**Task objective:**
Transcribe the records that follow. Keep every word exactly, and drop the pictures.

········

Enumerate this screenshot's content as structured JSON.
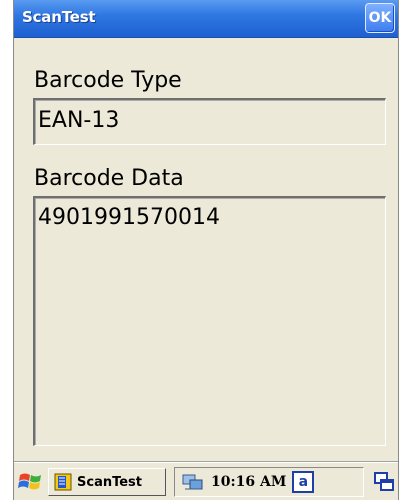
{
  "window": {
    "title": "ScanTest",
    "ok_label": "OK"
  },
  "form": {
    "barcode_type_label": "Barcode Type",
    "barcode_type_value": "EAN-13",
    "barcode_data_label": "Barcode Data",
    "barcode_data_value": "4901991570014"
  },
  "taskbar": {
    "start_icon": "windows-flag-icon",
    "task_label": "ScanTest",
    "task_icon": "app-icon",
    "network_icon": "network-icon",
    "clock": "10:16 AM",
    "ime_label": "a",
    "switch_icon": "windows-switch-icon"
  }
}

········

**Problem solution:**
Enumerate this screenshot's content as structured JSON.
{
  "window": {
    "title": "ScanTest",
    "ok_label": "OK"
  },
  "form": {
    "barcode_type_label": "Barcode Type",
    "barcode_type_value": "EAN-13",
    "barcode_data_label": "Barcode Data",
    "barcode_data_value": "4901991570014"
  },
  "taskbar": {
    "start_icon": "windows-flag-icon",
    "task_label": "ScanTest",
    "task_icon": "app-icon",
    "network_icon": "network-icon",
    "clock": "10:16 AM",
    "ime_label": "a",
    "switch_icon": "windows-switch-icon"
  }
}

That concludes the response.